* Passage shown
# # # #
This section details Linear Regression (predicting continuous values based on linear relationships), Decision Trees (tree-shaped algorithm for decision-making based on information gain and entropy), and Support Vector Machines (SVM) (creating separation lines/hyperplanes for classification).
A practical Python demo using Anaconda and Jupyter Notebook to classify recipes as either cupcakes or muffins based on ingredients like flour and sugar using an SVM. This highlights data loading, visualization, preprocessing, model fitting, and prediction.
K-Means Clustering (unsupervised learning) groups unlabeled data points based on similarity, with the optimal number of clusters often determined by the 'elbow method'. Logistic Regression is a classification algorithm used for binary or multi-class problems, using a sigmoid function to predict categorical outcomes.
A Python demo showcases K-Means clustering to classify cars into brands (Toyota, Honda, Nissan) based on features like horsepower and cubic inches, illustrating data preparation, elbow method application, and plotting clusters.
A Python demonstration on classifying tumors as malignant or benign using logistic regression. This includes data exploration with join plots and heat maps, data preparation, splitting data for training and testing, and evaluating model performance using a classification report.
Covers diverse applications such as virtual personal assistants (Google Assistant, Alexa), traffic predictions (Google Maps), social media personalization, email spam filtering, online fraud detection, stock market trading, assistive medical technology, and automatic translation.
Deep learning, a subfield of machine learning, is inspired by the human brain. It uses complex algorithms and deep neural networks to process data. Key concepts include biological vs. artificial neurons, input/output layers, hidden layers, weights, biases, and activation functions (sigmoid, threshold, ReLU, tanh).
# # # #
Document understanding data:

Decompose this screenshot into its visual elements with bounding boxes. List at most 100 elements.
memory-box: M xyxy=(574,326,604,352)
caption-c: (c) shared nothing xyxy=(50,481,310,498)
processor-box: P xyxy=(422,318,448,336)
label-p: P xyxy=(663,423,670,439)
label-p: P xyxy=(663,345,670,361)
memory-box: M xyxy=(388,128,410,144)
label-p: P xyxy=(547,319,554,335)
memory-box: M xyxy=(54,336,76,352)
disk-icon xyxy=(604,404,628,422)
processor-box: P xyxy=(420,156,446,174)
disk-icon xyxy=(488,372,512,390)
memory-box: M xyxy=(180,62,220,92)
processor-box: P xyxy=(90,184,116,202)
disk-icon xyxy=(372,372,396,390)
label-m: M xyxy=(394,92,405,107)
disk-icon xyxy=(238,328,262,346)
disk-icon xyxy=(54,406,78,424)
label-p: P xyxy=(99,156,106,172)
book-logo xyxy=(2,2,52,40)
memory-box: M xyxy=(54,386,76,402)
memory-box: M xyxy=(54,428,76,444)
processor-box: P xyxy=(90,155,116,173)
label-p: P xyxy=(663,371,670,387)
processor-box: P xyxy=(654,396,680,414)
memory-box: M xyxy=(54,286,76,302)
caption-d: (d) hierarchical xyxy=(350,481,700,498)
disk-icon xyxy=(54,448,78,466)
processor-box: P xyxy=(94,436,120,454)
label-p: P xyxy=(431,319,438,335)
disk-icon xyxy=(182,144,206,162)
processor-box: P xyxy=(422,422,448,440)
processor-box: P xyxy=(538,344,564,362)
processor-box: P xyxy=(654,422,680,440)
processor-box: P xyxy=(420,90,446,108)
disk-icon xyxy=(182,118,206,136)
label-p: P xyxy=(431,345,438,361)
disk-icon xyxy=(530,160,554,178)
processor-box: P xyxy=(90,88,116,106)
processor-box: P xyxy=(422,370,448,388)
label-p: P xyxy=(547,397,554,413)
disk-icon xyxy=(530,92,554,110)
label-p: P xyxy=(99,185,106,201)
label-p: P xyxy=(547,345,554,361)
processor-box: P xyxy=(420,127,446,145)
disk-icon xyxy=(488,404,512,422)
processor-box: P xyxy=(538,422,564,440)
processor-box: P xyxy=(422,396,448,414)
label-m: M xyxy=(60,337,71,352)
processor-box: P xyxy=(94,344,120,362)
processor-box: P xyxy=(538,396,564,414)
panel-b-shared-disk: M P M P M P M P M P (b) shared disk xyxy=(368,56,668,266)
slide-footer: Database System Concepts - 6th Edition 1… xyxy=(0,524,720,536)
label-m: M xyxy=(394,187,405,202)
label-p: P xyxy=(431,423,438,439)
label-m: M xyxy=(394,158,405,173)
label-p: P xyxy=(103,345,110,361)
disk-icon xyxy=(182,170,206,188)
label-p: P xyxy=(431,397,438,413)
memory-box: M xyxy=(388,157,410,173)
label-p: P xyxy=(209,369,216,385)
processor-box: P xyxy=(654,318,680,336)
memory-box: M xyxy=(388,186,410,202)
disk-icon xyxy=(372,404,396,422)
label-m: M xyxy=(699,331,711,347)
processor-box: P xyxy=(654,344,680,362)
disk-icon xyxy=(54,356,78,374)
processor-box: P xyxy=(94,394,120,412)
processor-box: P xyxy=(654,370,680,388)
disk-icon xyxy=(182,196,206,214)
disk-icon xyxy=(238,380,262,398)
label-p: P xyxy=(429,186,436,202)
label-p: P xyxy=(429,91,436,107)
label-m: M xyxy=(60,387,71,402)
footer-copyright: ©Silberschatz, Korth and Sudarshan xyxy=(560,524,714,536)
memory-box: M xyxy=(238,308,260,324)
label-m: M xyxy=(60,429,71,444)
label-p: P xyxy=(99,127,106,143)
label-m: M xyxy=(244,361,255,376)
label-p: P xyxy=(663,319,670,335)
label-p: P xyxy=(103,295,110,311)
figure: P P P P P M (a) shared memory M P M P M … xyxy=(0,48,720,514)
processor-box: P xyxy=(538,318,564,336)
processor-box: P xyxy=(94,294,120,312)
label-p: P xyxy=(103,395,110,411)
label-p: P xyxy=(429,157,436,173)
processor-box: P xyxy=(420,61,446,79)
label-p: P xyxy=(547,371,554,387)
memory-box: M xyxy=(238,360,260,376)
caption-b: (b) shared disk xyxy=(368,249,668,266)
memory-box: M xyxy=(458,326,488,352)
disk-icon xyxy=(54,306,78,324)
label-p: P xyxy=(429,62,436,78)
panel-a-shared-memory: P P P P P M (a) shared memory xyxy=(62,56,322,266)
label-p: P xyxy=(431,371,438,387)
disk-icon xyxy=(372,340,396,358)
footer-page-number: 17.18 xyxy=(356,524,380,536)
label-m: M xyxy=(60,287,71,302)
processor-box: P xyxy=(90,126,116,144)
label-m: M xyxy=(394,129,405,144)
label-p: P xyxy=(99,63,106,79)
# # # #
* Task requirements
**1.** Quote the part of the machine learning overview that opens with the words containing "K-Means Clustering (unsupervised" and closes with "and plotting clusters.".
**2.** Using the machine learning overview, say yes or no for each statement and quote the exact words that settle it: (a) The K-Means demo sorts cars into brands that include Toyota, Honda, and Nissan. (b) The tumor demo uses K-Means clustering. (c) The recipe demo uses a decision tree.
The items have nothing to do with these tasks.

* Answers to this exercise
**1.**
K-Means Clustering (unsupervised learning) groups unlabeled data points based on similarity, with the optimal number of clusters often determined by the 'elbow method'. Logistic Regression is a classification algorithm used for binary or multi-class problems, using a sigmoid function to predict categorical outcomes.
A Python demo showcases K-Means clustering to classify cars into brands (Toyota, Honda, Nissan) based on features like horsepower and cubic inches, illustrating data preparation, elbow method application, and plotting clusters.

**2.**
(a) Yes: "classify cars into brands (Toyota, Honda, Nissan)"
(b) No: "classifying tumors as malignant or benign using logistic regression"
(c) No: "classify recipes as either cupcakes or muffins based on ingredients like flour and sugar using an SVM"